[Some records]
⁂

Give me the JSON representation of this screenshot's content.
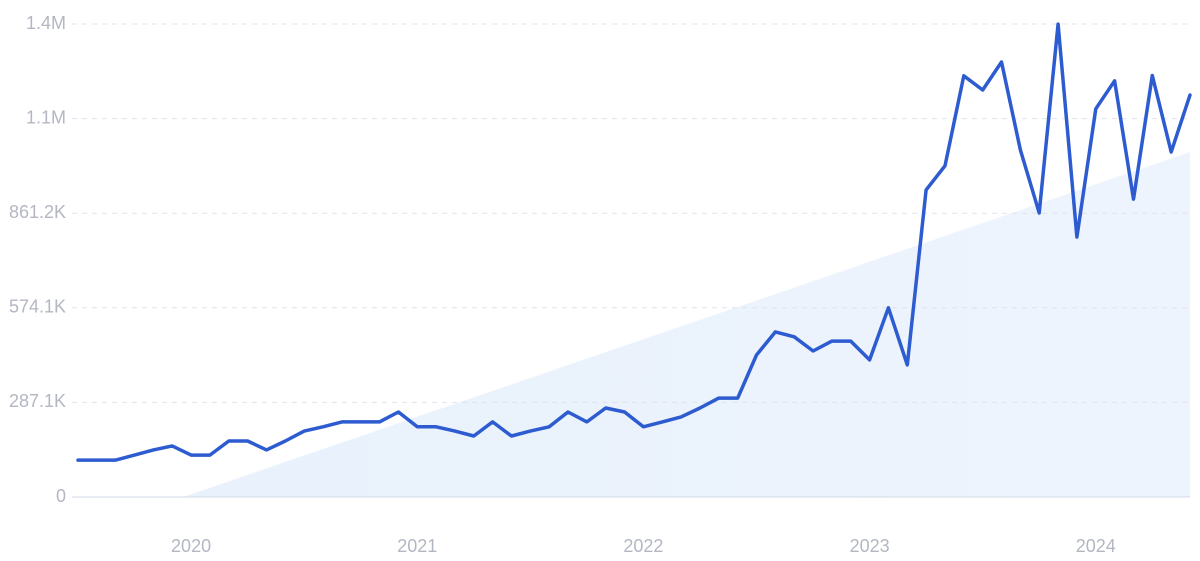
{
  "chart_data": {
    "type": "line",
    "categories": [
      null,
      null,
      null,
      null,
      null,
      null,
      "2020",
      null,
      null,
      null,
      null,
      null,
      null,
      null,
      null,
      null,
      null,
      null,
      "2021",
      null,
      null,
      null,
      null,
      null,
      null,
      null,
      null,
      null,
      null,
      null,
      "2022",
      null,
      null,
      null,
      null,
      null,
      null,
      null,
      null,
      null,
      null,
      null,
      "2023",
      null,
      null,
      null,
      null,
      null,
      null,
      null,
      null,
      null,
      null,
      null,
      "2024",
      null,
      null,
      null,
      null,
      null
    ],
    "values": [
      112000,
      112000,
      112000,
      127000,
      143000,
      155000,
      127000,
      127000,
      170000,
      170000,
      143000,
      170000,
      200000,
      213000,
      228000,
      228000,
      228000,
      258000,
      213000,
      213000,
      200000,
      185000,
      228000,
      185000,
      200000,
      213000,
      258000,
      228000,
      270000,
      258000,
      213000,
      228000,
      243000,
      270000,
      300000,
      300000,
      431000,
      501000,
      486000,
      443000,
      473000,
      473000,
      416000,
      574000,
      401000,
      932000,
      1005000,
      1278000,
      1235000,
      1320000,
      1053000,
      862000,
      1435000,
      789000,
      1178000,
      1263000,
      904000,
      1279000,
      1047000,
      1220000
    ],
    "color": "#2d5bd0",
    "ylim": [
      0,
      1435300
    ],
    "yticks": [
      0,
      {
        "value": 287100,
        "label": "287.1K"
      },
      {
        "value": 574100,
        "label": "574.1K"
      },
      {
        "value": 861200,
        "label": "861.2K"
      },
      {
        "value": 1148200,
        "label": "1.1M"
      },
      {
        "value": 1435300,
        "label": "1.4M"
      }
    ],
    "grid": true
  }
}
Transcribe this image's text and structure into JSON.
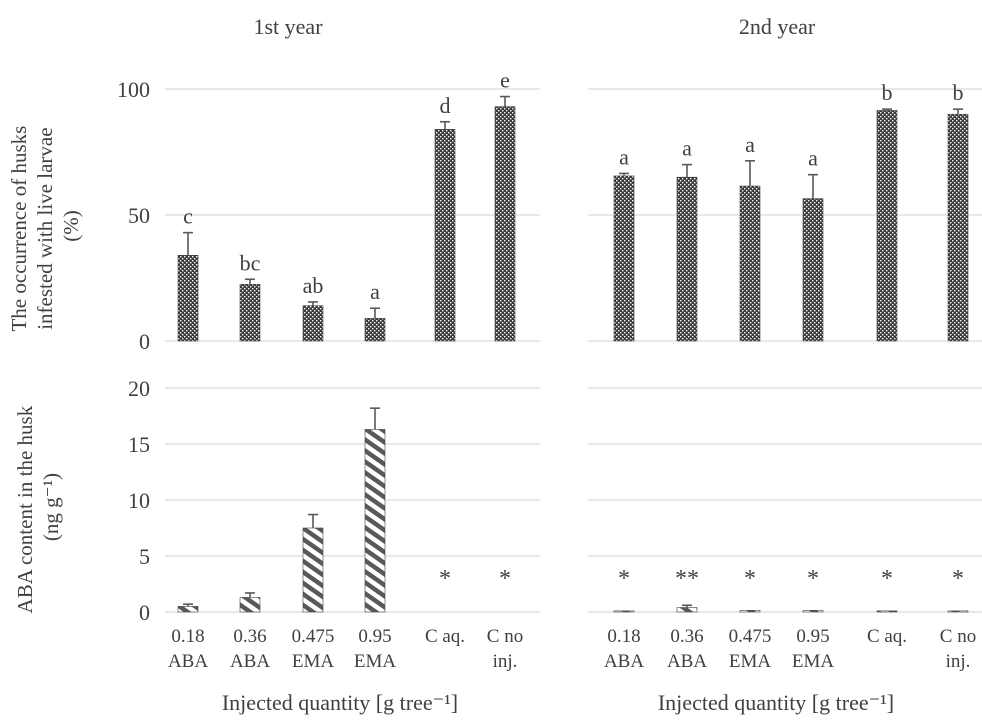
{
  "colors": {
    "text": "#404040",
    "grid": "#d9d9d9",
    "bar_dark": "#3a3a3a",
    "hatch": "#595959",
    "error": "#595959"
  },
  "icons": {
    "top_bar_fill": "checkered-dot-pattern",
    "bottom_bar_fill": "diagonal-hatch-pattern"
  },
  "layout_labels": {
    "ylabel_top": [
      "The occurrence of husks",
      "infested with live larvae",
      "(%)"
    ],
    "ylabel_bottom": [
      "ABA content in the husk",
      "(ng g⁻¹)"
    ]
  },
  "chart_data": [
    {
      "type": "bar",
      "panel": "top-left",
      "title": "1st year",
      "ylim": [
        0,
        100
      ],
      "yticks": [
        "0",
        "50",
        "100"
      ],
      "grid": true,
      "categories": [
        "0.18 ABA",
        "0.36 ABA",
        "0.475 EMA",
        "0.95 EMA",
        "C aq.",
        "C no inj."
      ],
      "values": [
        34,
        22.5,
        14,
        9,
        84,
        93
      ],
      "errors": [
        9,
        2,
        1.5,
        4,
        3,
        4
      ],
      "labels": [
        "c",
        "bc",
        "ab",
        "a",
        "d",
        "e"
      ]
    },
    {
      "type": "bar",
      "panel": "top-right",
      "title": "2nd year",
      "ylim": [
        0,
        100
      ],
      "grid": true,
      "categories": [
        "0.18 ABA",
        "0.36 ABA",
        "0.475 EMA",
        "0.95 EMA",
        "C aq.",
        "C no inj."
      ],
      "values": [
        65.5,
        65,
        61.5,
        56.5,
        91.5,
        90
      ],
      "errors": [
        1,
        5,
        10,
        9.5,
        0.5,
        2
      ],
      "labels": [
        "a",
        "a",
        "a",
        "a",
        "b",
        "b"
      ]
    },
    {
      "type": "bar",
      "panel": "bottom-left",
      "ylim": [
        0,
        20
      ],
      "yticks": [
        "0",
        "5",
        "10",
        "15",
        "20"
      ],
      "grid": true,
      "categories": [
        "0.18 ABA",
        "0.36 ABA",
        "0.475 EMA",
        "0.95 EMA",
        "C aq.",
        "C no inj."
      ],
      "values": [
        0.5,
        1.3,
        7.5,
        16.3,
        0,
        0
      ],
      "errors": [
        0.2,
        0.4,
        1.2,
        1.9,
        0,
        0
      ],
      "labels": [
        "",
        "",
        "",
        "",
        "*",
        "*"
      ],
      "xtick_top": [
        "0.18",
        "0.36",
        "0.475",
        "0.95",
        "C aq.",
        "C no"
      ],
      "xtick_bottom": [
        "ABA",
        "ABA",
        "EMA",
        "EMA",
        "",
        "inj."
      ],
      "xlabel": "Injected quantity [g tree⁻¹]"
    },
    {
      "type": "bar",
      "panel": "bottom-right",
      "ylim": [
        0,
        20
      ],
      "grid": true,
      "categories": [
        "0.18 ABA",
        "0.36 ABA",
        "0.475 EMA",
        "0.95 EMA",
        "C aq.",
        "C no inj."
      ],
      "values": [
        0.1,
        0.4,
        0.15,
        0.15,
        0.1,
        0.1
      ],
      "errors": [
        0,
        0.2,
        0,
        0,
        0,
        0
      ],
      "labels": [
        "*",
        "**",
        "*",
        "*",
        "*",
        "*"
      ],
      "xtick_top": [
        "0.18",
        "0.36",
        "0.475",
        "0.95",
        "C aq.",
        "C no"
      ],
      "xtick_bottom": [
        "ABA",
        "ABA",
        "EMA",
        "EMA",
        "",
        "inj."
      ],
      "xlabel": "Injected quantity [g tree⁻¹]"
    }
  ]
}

⁂

_Instruction_
Pictures are excluded; copy all other data exactly as shown.

_Task output_
Give me the JSON representation of this screenshot's content.
{
  "chart_data": {
    "type": "line",
    "categories": [
      null,
      null,
      null,
      null,
      null,
      null,
      "2020",
      null,
      null,
      null,
      null,
      null,
      null,
      null,
      null,
      null,
      null,
      null,
      "2021",
      null,
      null,
      null,
      null,
      null,
      null,
      null,
      null,
      null,
      null,
      null,
      "2022",
      null,
      null,
      null,
      null,
      null,
      null,
      null,
      null,
      null,
      null,
      null,
      "2023",
      null,
      null,
      null,
      null,
      null,
      null,
      null,
      null,
      null,
      null,
      null,
      "2024",
      null,
      null,
      null,
      null,
      null
    ],
    "values": [
      112000,
      112000,
      112000,
      127000,
      143000,
      155000,
      127000,
      127000,
      170000,
      170000,
      143000,
      170000,
      200000,
      213000,
      228000,
      228000,
      228000,
      258000,
      213000,
      213000,
      200000,
      185000,
      228000,
      185000,
      200000,
      213000,
      258000,
      228000,
      270000,
      258000,
      213000,
      228000,
      243000,
      270000,
      300000,
      300000,
      431000,
      501000,
      486000,
      443000,
      473000,
      473000,
      416000,
      574000,
      401000,
      932000,
      1005000,
      1278000,
      1235000,
      1320000,
      1053000,
      862000,
      1435000,
      789000,
      1178000,
      1263000,
      904000,
      1279000,
      1047000,
      1220000
    ],
    "color": "#2d5bd0",
    "ylim": [
      0,
      1435300
    ],
    "yticks": [
      0,
      {
        "value": 287100,
        "label": "287.1K"
      },
      {
        "value": 574100,
        "label": "574.1K"
      },
      {
        "value": 861200,
        "label": "861.2K"
      },
      {
        "value": 1148200,
        "label": "1.1M"
      },
      {
        "value": 1435300,
        "label": "1.4M"
      }
    ],
    "grid": true
  }
}
Transcribe this image's text and structure into JSON.
{
  "colors": {
    "text": "#404040",
    "grid": "#d9d9d9",
    "bar_dark": "#3a3a3a",
    "hatch": "#595959",
    "error": "#595959"
  },
  "icons": {
    "top_bar_fill": "checkered-dot-pattern",
    "bottom_bar_fill": "diagonal-hatch-pattern"
  },
  "layout_labels": {
    "ylabel_top": [
      "The occurrence of husks",
      "infested with live larvae",
      "(%)"
    ],
    "ylabel_bottom": [
      "ABA content in the husk",
      "(ng g⁻¹)"
    ]
  },
  "chart_data": [
    {
      "type": "bar",
      "panel": "top-left",
      "title": "1st year",
      "ylim": [
        0,
        100
      ],
      "yticks": [
        "0",
        "50",
        "100"
      ],
      "grid": true,
      "categories": [
        "0.18 ABA",
        "0.36 ABA",
        "0.475 EMA",
        "0.95 EMA",
        "C aq.",
        "C no inj."
      ],
      "values": [
        34,
        22.5,
        14,
        9,
        84,
        93
      ],
      "errors": [
        9,
        2,
        1.5,
        4,
        3,
        4
      ],
      "labels": [
        "c",
        "bc",
        "ab",
        "a",
        "d",
        "e"
      ]
    },
    {
      "type": "bar",
      "panel": "top-right",
      "title": "2nd year",
      "ylim": [
        0,
        100
      ],
      "grid": true,
      "categories": [
        "0.18 ABA",
        "0.36 ABA",
        "0.475 EMA",
        "0.95 EMA",
        "C aq.",
        "C no inj."
      ],
      "values": [
        65.5,
        65,
        61.5,
        56.5,
        91.5,
        90
      ],
      "errors": [
        1,
        5,
        10,
        9.5,
        0.5,
        2
      ],
      "labels": [
        "a",
        "a",
        "a",
        "a",
        "b",
        "b"
      ]
    },
    {
      "type": "bar",
      "panel": "bottom-left",
      "ylim": [
        0,
        20
      ],
      "yticks": [
        "0",
        "5",
        "10",
        "15",
        "20"
      ],
      "grid": true,
      "categories": [
        "0.18 ABA",
        "0.36 ABA",
        "0.475 EMA",
        "0.95 EMA",
        "C aq.",
        "C no inj."
      ],
      "values": [
        0.5,
        1.3,
        7.5,
        16.3,
        0,
        0
      ],
      "errors": [
        0.2,
        0.4,
        1.2,
        1.9,
        0,
        0
      ],
      "labels": [
        "",
        "",
        "",
        "",
        "*",
        "*"
      ],
      "xtick_top": [
        "0.18",
        "0.36",
        "0.475",
        "0.95",
        "C aq.",
        "C no"
      ],
      "xtick_bottom": [
        "ABA",
        "ABA",
        "EMA",
        "EMA",
        "",
        "inj."
      ],
      "xlabel": "Injected quantity [g tree⁻¹]"
    },
    {
      "type": "bar",
      "panel": "bottom-right",
      "ylim": [
        0,
        20
      ],
      "grid": true,
      "categories": [
        "0.18 ABA",
        "0.36 ABA",
        "0.475 EMA",
        "0.95 EMA",
        "C aq.",
        "C no inj."
      ],
      "values": [
        0.1,
        0.4,
        0.15,
        0.15,
        0.1,
        0.1
      ],
      "errors": [
        0,
        0.2,
        0,
        0,
        0,
        0
      ],
      "labels": [
        "*",
        "**",
        "*",
        "*",
        "*",
        "*"
      ],
      "xtick_top": [
        "0.18",
        "0.36",
        "0.475",
        "0.95",
        "C aq.",
        "C no"
      ],
      "xtick_bottom": [
        "ABA",
        "ABA",
        "EMA",
        "EMA",
        "",
        "inj."
      ],
      "xlabel": "Injected quantity [g tree⁻¹]"
    }
  ]
}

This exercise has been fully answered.